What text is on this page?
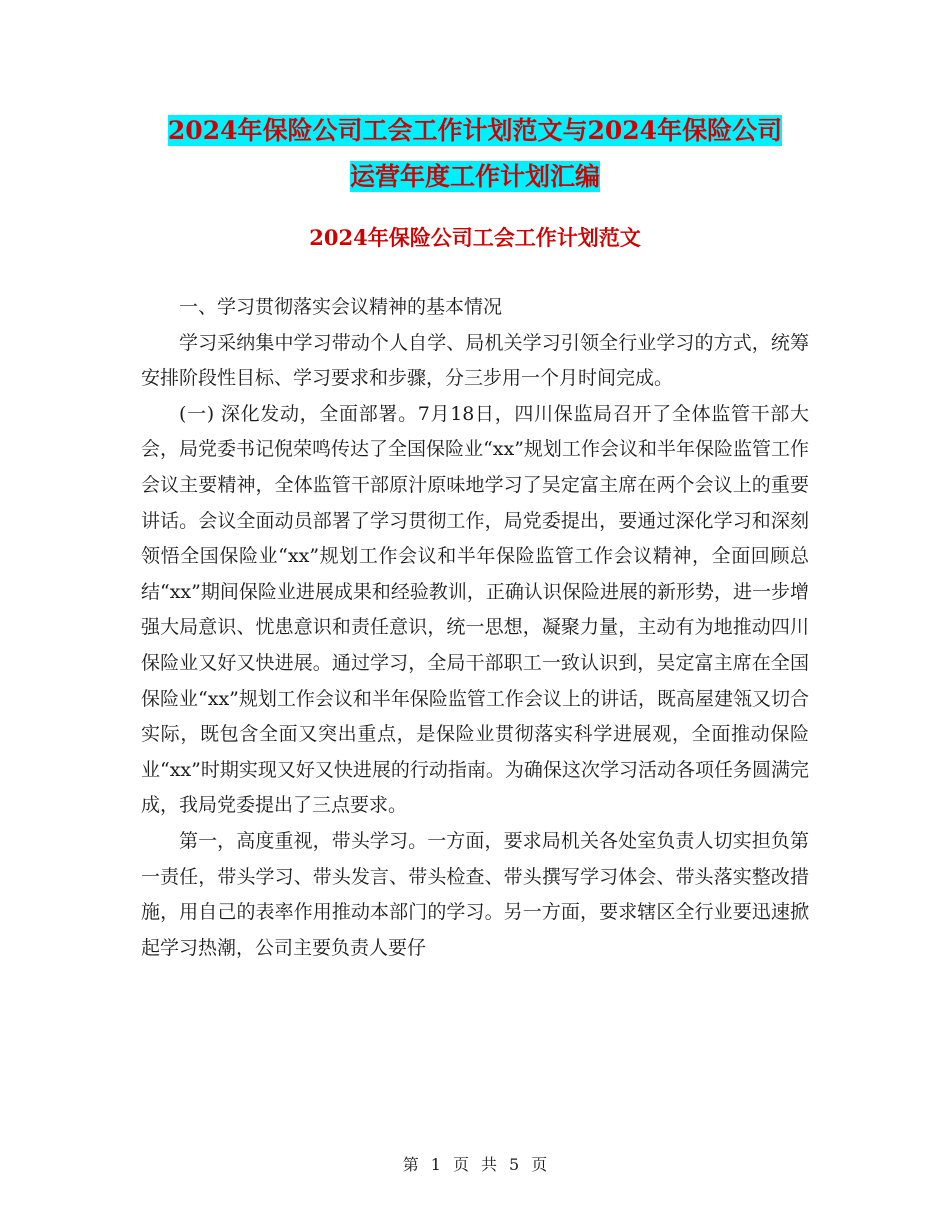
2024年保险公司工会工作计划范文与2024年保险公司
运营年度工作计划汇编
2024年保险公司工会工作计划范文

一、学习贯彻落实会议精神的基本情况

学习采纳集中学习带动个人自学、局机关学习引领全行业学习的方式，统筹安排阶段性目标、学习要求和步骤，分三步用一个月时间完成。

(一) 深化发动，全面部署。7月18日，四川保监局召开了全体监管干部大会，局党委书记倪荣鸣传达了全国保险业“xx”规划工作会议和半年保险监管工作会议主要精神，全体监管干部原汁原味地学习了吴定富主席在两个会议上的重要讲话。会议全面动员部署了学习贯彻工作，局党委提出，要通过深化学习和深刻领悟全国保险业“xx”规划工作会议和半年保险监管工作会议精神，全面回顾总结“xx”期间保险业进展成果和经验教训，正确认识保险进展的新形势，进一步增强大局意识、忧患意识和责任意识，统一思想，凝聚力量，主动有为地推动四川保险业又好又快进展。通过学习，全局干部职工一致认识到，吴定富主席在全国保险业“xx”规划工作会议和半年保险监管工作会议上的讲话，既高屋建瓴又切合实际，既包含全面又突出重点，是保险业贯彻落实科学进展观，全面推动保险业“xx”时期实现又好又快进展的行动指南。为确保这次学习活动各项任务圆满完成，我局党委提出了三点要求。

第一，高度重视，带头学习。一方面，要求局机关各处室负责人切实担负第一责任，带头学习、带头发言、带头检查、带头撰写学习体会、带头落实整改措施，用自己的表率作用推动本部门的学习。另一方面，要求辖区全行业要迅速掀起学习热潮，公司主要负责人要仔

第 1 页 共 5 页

...

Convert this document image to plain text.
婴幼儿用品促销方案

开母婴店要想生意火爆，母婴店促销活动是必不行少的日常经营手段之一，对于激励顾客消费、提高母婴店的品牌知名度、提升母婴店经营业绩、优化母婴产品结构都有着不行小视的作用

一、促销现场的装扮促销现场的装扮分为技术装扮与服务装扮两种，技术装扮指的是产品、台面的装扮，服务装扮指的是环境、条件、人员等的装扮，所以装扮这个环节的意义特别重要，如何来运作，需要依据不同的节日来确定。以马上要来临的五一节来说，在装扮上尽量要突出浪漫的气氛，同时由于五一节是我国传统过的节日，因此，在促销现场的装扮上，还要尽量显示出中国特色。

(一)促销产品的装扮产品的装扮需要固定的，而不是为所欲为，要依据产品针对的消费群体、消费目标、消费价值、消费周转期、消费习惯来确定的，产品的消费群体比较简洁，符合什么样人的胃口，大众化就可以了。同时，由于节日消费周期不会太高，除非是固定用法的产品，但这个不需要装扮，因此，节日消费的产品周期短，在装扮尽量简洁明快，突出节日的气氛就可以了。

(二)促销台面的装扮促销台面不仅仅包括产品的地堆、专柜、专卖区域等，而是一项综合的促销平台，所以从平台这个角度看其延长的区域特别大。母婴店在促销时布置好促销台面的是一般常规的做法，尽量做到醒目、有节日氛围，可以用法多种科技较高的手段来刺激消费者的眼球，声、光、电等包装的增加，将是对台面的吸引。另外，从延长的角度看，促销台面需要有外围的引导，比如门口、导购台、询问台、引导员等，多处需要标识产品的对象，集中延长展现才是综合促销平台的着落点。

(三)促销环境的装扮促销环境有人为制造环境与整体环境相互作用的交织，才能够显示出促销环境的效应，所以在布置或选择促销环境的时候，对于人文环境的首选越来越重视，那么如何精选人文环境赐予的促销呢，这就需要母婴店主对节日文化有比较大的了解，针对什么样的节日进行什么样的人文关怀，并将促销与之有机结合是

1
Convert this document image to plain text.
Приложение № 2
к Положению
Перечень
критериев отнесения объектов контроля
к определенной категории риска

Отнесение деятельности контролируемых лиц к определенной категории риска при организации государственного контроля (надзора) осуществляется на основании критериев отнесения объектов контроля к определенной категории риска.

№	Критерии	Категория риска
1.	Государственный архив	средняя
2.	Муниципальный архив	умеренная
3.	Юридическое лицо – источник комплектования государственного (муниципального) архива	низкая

==

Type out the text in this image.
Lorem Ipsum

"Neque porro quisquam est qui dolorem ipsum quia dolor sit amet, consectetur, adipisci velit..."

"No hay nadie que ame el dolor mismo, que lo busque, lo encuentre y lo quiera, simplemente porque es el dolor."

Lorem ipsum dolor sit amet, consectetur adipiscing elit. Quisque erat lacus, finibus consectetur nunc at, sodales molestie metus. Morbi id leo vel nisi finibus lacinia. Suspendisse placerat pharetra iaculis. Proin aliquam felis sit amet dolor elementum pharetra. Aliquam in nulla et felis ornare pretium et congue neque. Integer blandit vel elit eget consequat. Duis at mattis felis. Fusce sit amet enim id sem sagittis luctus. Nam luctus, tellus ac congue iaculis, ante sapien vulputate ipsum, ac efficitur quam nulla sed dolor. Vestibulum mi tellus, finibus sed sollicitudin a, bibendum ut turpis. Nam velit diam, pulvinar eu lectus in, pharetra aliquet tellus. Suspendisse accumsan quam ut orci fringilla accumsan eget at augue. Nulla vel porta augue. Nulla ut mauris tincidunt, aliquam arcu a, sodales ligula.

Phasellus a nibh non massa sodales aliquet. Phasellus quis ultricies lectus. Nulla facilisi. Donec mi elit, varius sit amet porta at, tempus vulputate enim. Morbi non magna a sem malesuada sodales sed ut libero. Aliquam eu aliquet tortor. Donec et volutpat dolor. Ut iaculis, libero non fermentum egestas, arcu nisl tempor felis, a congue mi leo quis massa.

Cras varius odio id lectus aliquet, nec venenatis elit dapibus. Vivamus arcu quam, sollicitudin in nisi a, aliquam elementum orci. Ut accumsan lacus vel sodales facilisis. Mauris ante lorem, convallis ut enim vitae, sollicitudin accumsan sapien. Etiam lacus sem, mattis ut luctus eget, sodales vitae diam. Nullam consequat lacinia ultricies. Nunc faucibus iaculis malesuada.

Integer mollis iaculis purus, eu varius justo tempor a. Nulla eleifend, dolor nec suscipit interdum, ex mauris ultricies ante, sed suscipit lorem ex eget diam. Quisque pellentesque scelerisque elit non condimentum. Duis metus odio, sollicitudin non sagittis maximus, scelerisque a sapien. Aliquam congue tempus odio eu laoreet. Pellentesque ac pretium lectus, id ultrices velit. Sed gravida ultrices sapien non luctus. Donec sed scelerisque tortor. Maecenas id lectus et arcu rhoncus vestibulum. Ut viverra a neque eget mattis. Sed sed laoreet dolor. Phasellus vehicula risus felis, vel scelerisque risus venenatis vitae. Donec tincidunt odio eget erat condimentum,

● The request
Return every line holding the word "риска" from the records.

● Solution
к определенной категории риска
Отнесение деятельности контролируемых лиц к определенной категории риска при организации государственного контроля (надзора) осуществляется на основании критериев отнесения объектов контроля к определенной категории риска.
№	Критерии	Категория риска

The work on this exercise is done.